(Extracted data entries)
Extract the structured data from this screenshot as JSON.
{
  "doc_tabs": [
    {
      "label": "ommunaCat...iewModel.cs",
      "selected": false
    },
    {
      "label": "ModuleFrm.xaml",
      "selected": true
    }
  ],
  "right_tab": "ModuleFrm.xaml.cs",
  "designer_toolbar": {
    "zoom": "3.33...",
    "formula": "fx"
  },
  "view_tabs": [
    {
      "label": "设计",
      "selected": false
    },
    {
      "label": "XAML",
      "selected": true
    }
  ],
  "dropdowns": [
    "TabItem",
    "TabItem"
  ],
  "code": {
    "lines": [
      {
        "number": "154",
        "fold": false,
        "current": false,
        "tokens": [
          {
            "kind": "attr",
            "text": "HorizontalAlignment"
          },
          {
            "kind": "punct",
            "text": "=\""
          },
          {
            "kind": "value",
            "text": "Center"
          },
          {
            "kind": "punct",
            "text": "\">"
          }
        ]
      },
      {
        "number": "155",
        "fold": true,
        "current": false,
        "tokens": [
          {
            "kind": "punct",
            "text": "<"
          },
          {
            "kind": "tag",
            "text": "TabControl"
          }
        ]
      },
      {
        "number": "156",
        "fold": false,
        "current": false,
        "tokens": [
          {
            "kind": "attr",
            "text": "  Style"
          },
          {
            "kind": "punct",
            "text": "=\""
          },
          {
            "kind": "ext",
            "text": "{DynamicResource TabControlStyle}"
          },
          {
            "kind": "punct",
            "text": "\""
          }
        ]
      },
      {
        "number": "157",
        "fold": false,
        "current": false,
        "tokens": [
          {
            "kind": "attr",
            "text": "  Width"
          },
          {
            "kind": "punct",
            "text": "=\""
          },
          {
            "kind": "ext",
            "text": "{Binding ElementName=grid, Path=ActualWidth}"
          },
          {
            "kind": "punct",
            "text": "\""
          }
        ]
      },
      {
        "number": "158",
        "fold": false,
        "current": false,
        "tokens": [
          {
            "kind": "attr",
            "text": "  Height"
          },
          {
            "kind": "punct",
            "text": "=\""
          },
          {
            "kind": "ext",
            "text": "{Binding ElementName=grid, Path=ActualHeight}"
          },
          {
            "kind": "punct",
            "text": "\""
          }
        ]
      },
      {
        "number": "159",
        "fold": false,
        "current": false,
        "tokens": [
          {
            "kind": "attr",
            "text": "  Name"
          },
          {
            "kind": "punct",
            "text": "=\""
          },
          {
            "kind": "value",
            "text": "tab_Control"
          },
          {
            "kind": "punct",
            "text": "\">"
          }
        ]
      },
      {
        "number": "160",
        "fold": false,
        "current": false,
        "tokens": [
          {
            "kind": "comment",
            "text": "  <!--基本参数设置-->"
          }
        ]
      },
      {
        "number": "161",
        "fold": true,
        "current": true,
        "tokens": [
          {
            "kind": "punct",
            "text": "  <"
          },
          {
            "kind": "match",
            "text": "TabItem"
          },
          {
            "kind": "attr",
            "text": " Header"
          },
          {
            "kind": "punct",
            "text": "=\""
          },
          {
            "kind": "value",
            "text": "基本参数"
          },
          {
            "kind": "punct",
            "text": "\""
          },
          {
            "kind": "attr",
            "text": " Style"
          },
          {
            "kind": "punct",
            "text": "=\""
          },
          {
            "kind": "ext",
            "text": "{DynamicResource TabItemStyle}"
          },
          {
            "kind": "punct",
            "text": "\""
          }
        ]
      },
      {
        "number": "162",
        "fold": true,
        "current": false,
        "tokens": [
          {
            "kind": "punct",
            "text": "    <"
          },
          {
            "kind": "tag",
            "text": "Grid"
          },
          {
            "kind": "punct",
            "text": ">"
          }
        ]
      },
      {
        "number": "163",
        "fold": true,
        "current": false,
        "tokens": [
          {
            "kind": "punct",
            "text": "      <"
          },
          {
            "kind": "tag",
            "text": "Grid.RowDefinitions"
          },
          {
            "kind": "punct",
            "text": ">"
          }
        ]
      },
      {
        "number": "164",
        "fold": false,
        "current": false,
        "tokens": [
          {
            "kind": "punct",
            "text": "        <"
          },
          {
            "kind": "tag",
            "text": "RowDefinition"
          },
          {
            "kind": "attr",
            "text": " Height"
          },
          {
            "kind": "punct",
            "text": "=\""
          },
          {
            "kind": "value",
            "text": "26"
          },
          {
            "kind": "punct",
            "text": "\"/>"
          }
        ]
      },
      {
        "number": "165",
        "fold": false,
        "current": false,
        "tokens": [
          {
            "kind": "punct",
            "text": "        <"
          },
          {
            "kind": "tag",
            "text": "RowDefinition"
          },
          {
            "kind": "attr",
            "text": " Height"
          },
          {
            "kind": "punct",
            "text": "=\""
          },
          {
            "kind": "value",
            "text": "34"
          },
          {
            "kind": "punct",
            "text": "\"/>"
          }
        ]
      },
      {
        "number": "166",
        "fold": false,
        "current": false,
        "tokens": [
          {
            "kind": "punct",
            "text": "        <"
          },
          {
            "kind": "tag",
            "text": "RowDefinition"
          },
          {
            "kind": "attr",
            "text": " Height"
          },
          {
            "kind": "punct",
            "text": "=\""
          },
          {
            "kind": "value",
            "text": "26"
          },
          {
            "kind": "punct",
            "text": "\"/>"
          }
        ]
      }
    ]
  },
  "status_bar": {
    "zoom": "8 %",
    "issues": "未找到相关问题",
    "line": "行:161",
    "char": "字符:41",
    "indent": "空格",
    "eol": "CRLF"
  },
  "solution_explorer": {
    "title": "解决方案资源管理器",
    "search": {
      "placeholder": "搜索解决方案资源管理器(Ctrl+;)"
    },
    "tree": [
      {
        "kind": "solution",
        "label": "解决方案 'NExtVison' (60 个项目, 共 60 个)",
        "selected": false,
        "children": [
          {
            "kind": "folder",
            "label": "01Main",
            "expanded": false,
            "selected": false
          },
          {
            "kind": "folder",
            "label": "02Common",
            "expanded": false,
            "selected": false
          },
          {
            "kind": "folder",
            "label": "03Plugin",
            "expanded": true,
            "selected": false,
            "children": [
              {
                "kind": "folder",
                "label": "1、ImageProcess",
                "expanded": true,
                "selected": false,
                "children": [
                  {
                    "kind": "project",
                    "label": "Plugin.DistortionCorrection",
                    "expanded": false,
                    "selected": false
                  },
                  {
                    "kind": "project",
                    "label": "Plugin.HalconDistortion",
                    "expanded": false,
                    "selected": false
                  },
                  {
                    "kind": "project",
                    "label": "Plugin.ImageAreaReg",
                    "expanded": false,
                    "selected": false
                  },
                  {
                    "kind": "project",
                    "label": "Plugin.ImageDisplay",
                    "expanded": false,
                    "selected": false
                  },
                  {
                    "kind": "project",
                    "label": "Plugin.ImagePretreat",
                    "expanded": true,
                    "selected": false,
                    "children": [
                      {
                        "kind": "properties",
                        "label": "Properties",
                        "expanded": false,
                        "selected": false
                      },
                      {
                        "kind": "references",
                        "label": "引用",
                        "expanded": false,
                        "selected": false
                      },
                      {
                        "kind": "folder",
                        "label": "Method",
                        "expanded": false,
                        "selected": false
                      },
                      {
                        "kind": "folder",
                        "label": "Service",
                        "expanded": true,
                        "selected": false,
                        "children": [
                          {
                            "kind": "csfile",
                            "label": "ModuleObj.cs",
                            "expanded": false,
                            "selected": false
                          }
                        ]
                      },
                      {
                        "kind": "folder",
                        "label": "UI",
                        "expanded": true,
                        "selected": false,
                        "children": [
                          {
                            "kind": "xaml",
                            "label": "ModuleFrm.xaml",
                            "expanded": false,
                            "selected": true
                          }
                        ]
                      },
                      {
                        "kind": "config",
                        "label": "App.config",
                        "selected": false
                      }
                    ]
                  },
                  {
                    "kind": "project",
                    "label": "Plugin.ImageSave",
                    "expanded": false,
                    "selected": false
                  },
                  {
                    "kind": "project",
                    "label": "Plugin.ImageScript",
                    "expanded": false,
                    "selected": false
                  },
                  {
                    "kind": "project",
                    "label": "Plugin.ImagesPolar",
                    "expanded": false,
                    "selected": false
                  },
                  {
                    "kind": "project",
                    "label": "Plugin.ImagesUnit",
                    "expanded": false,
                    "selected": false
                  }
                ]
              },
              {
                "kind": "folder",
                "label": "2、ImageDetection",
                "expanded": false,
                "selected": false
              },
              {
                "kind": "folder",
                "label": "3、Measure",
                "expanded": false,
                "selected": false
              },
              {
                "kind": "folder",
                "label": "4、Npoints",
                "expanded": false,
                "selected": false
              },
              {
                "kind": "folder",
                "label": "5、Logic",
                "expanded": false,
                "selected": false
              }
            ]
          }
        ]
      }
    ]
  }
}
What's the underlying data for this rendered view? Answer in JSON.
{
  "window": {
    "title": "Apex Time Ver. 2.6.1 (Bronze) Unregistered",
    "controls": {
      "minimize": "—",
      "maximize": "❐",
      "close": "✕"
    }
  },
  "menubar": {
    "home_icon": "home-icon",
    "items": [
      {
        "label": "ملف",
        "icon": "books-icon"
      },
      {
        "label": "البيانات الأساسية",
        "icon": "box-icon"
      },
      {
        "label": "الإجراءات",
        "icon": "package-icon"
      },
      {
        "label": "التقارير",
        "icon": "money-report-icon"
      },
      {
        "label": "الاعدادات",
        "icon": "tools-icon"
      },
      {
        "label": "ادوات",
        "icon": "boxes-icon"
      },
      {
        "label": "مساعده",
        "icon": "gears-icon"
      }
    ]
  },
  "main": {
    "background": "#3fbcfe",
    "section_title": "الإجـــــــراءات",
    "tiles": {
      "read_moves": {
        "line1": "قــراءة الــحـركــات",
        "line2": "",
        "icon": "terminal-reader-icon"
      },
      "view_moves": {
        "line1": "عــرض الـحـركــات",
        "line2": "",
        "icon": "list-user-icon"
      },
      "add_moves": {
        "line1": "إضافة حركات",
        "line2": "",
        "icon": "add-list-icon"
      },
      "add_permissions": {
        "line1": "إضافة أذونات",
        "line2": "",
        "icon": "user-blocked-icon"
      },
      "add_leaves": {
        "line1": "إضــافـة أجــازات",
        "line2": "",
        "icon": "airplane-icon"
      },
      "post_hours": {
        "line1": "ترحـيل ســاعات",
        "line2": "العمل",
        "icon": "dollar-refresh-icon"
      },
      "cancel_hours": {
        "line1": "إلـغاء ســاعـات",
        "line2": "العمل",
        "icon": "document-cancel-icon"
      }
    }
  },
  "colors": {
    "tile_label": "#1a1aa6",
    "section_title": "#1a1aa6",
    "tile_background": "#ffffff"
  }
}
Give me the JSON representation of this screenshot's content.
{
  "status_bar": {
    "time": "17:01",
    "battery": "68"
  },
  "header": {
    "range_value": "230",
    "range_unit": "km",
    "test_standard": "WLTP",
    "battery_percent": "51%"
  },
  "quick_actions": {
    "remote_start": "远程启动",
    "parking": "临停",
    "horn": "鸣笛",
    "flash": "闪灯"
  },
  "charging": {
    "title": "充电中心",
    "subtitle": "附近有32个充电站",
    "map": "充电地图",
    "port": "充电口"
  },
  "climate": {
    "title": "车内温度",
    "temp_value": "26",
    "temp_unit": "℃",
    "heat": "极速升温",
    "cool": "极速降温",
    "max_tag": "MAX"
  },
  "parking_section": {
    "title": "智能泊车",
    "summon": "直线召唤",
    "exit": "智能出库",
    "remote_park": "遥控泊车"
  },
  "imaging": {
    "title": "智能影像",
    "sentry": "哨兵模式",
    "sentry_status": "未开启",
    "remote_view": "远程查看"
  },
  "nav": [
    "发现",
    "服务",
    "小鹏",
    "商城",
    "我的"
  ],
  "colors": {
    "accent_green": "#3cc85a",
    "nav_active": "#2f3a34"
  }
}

● What you have to do: Starting at the line with "Give me the", copy every line up to and including the last one in the entries above.

● Response to this exercise:
Give me the JSON representation of this screenshot's content.
{
  "status_bar": {
    "time": "17:01",
    "battery": "68"
  },
  "header": {
    "range_value": "230",
    "range_unit": "km",
    "test_standard": "WLTP",
    "battery_percent": "51%"
  },
  "quick_actions": {
    "remote_start": "远程启动",
    "parking": "临停",
    "horn": "鸣笛",
    "flash": "闪灯"
  },
  "charging": {
    "title": "充电中心",
    "subtitle": "附近有32个充电站",
    "map": "充电地图",
    "port": "充电口"
  },
  "climate": {
    "title": "车内温度",
    "temp_value": "26",
    "temp_unit": "℃",
    "heat": "极速升温",
    "cool": "极速降温",
    "max_tag": "MAX"
  },
  "parking_section": {
    "title": "智能泊车",
    "summon": "直线召唤",
    "exit": "智能出库",
    "remote_park": "遥控泊车"
  },
  "imaging": {
    "title": "智能影像",
    "sentry": "哨兵模式",
    "sentry_status": "未开启",
    "remote_view": "远程查看"
  },
  "nav": [
    "发现",
    "服务",
    "小鹏",
    "商城",
    "我的"
  ],
  "colors": {
    "accent_green": "#3cc85a",
    "nav_active": "#2f3a34"
  }
}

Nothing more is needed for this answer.